*** Dataset ***

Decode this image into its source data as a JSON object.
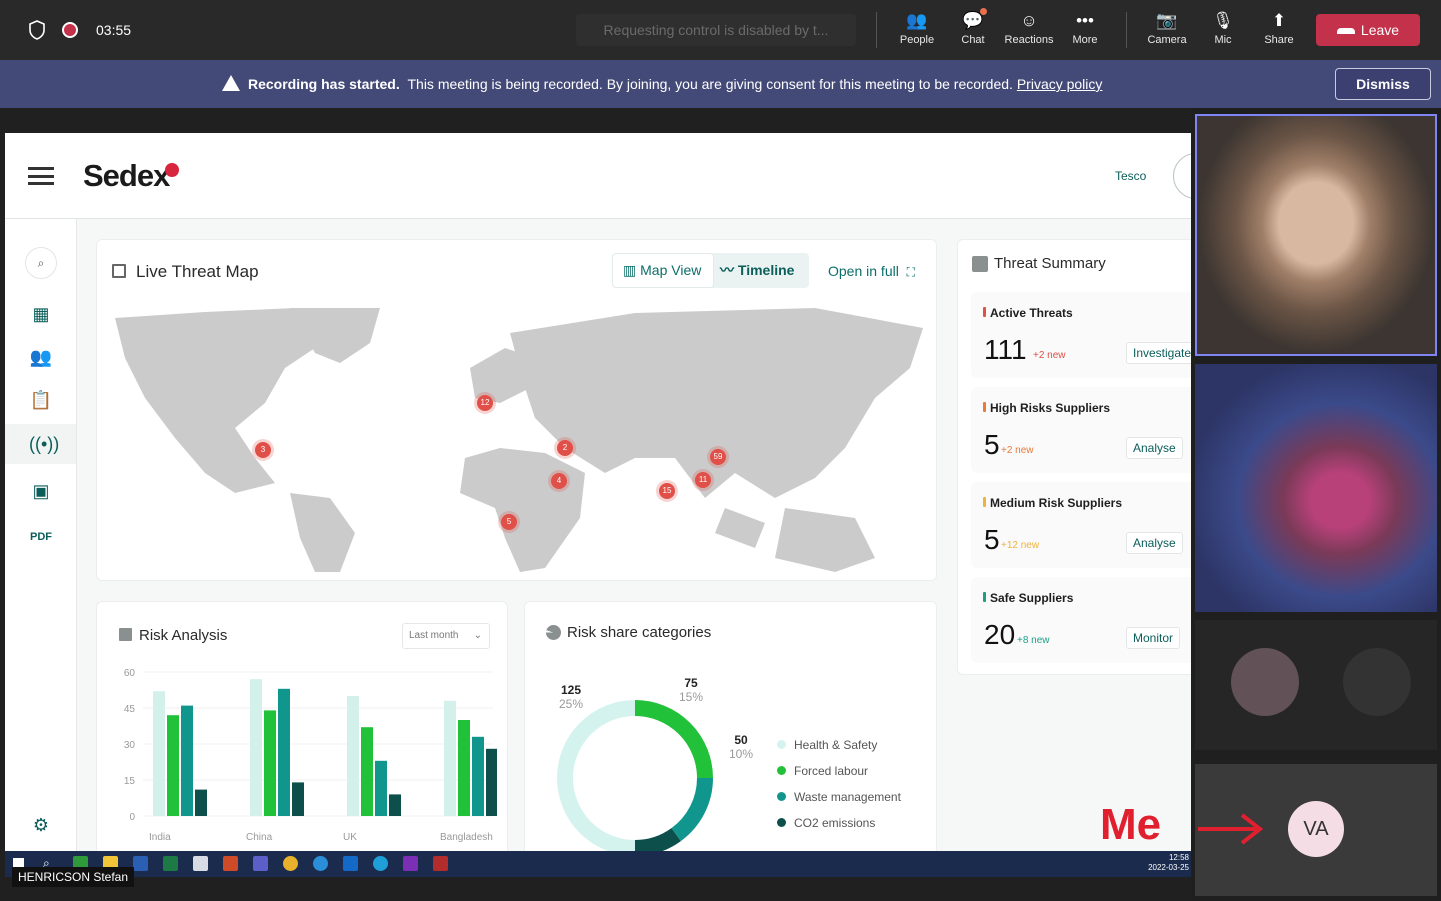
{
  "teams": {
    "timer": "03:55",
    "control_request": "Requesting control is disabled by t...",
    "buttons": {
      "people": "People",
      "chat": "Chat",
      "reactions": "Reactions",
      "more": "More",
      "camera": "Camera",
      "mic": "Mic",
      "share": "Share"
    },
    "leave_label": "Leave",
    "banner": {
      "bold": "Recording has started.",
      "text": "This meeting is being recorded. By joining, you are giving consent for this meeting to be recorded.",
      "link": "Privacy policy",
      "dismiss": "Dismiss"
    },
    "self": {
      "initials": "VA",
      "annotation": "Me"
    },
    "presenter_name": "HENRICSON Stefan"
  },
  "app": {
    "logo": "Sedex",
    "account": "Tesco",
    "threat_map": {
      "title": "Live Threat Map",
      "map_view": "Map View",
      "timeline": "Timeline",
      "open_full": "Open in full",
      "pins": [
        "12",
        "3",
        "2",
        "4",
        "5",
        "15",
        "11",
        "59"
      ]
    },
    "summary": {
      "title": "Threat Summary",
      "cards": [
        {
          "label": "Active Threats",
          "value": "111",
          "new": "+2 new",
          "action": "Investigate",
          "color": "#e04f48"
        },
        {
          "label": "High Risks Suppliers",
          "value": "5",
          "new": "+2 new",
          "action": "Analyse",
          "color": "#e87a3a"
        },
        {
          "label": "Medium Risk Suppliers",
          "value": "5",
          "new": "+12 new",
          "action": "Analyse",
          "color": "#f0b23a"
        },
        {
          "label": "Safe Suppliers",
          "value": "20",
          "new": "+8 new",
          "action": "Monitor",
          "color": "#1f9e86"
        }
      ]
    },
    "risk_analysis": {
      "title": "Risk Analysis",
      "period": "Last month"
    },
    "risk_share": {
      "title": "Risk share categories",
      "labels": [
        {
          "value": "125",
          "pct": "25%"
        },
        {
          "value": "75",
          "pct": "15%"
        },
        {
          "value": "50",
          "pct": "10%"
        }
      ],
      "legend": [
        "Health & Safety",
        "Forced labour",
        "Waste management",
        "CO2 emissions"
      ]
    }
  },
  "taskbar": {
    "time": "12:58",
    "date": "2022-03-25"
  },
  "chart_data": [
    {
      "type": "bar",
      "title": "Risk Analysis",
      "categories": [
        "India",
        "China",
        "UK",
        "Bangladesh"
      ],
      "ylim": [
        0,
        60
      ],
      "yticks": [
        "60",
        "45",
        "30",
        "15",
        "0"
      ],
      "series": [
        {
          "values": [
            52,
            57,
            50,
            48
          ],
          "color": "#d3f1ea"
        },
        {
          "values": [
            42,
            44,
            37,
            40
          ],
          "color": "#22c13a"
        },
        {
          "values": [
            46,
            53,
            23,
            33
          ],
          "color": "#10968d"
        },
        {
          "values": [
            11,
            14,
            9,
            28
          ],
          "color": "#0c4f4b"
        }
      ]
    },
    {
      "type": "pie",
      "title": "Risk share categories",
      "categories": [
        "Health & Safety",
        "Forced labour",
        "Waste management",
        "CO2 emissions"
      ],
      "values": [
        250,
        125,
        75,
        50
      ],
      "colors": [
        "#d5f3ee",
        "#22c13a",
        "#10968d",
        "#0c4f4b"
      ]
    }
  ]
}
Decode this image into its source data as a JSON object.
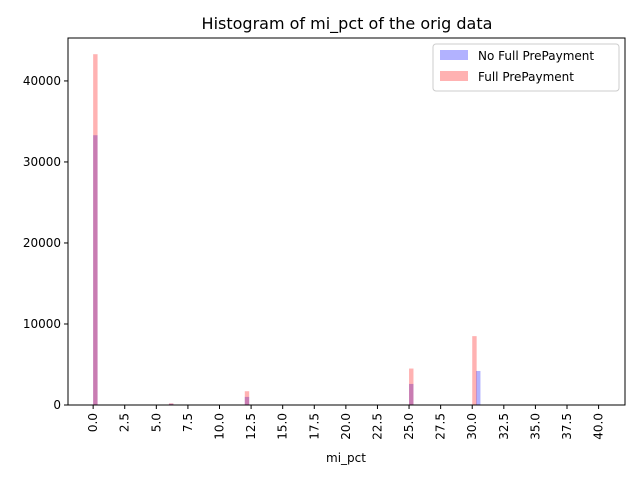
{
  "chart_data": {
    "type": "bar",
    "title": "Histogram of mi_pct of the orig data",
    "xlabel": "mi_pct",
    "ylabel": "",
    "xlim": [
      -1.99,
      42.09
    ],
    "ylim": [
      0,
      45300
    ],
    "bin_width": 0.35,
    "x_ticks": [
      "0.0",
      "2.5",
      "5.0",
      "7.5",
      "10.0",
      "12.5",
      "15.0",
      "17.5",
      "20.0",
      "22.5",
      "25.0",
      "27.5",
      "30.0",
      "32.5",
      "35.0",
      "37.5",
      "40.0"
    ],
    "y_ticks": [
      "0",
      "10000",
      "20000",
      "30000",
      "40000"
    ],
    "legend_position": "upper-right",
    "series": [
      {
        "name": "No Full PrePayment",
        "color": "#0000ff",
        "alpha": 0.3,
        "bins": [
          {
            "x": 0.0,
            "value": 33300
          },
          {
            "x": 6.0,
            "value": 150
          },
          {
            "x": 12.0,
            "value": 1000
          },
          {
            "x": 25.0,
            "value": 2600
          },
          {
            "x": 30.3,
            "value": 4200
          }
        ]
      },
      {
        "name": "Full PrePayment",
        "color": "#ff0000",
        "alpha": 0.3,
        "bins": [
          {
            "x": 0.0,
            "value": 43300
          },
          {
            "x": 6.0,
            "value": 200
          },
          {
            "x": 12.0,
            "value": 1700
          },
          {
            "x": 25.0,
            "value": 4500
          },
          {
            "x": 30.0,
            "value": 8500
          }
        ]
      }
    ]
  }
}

***

▶ [Problem description]:
Every entry above needs to be retyped exactly; drop the pictures.

▶ [Full output]:
Decode this image into its source data as a JSON object.
{
  "teams": {
    "timer": "03:55",
    "control_request": "Requesting control is disabled by t...",
    "buttons": {
      "people": "People",
      "chat": "Chat",
      "reactions": "Reactions",
      "more": "More",
      "camera": "Camera",
      "mic": "Mic",
      "share": "Share"
    },
    "leave_label": "Leave",
    "banner": {
      "bold": "Recording has started.",
      "text": "This meeting is being recorded. By joining, you are giving consent for this meeting to be recorded.",
      "link": "Privacy policy",
      "dismiss": "Dismiss"
    },
    "self": {
      "initials": "VA",
      "annotation": "Me"
    },
    "presenter_name": "HENRICSON Stefan"
  },
  "app": {
    "logo": "Sedex",
    "account": "Tesco",
    "threat_map": {
      "title": "Live Threat Map",
      "map_view": "Map View",
      "timeline": "Timeline",
      "open_full": "Open in full",
      "pins": [
        "12",
        "3",
        "2",
        "4",
        "5",
        "15",
        "11",
        "59"
      ]
    },
    "summary": {
      "title": "Threat Summary",
      "cards": [
        {
          "label": "Active Threats",
          "value": "111",
          "new": "+2 new",
          "action": "Investigate",
          "color": "#e04f48"
        },
        {
          "label": "High Risks Suppliers",
          "value": "5",
          "new": "+2 new",
          "action": "Analyse",
          "color": "#e87a3a"
        },
        {
          "label": "Medium Risk Suppliers",
          "value": "5",
          "new": "+12 new",
          "action": "Analyse",
          "color": "#f0b23a"
        },
        {
          "label": "Safe Suppliers",
          "value": "20",
          "new": "+8 new",
          "action": "Monitor",
          "color": "#1f9e86"
        }
      ]
    },
    "risk_analysis": {
      "title": "Risk Analysis",
      "period": "Last month"
    },
    "risk_share": {
      "title": "Risk share categories",
      "labels": [
        {
          "value": "125",
          "pct": "25%"
        },
        {
          "value": "75",
          "pct": "15%"
        },
        {
          "value": "50",
          "pct": "10%"
        }
      ],
      "legend": [
        "Health & Safety",
        "Forced labour",
        "Waste management",
        "CO2 emissions"
      ]
    }
  },
  "taskbar": {
    "time": "12:58",
    "date": "2022-03-25"
  },
  "chart_data": [
    {
      "type": "bar",
      "title": "Risk Analysis",
      "categories": [
        "India",
        "China",
        "UK",
        "Bangladesh"
      ],
      "ylim": [
        0,
        60
      ],
      "yticks": [
        "60",
        "45",
        "30",
        "15",
        "0"
      ],
      "series": [
        {
          "values": [
            52,
            57,
            50,
            48
          ],
          "color": "#d3f1ea"
        },
        {
          "values": [
            42,
            44,
            37,
            40
          ],
          "color": "#22c13a"
        },
        {
          "values": [
            46,
            53,
            23,
            33
          ],
          "color": "#10968d"
        },
        {
          "values": [
            11,
            14,
            9,
            28
          ],
          "color": "#0c4f4b"
        }
      ]
    },
    {
      "type": "pie",
      "title": "Risk share categories",
      "categories": [
        "Health & Safety",
        "Forced labour",
        "Waste management",
        "CO2 emissions"
      ],
      "values": [
        250,
        125,
        75,
        50
      ],
      "colors": [
        "#d5f3ee",
        "#22c13a",
        "#10968d",
        "#0c4f4b"
      ]
    }
  ]
}
Decode this image into its source data as a JSON object.
{
  "chart_data": {
    "type": "bar",
    "title": "Histogram of mi_pct of the orig data",
    "xlabel": "mi_pct",
    "ylabel": "",
    "xlim": [
      -1.99,
      42.09
    ],
    "ylim": [
      0,
      45300
    ],
    "bin_width": 0.35,
    "x_ticks": [
      "0.0",
      "2.5",
      "5.0",
      "7.5",
      "10.0",
      "12.5",
      "15.0",
      "17.5",
      "20.0",
      "22.5",
      "25.0",
      "27.5",
      "30.0",
      "32.5",
      "35.0",
      "37.5",
      "40.0"
    ],
    "y_ticks": [
      "0",
      "10000",
      "20000",
      "30000",
      "40000"
    ],
    "legend_position": "upper-right",
    "series": [
      {
        "name": "No Full PrePayment",
        "color": "#0000ff",
        "alpha": 0.3,
        "bins": [
          {
            "x": 0.0,
            "value": 33300
          },
          {
            "x": 6.0,
            "value": 150
          },
          {
            "x": 12.0,
            "value": 1000
          },
          {
            "x": 25.0,
            "value": 2600
          },
          {
            "x": 30.3,
            "value": 4200
          }
        ]
      },
      {
        "name": "Full PrePayment",
        "color": "#ff0000",
        "alpha": 0.3,
        "bins": [
          {
            "x": 0.0,
            "value": 43300
          },
          {
            "x": 6.0,
            "value": 200
          },
          {
            "x": 12.0,
            "value": 1700
          },
          {
            "x": 25.0,
            "value": 4500
          },
          {
            "x": 30.0,
            "value": 8500
          }
        ]
      }
    ]
  }
}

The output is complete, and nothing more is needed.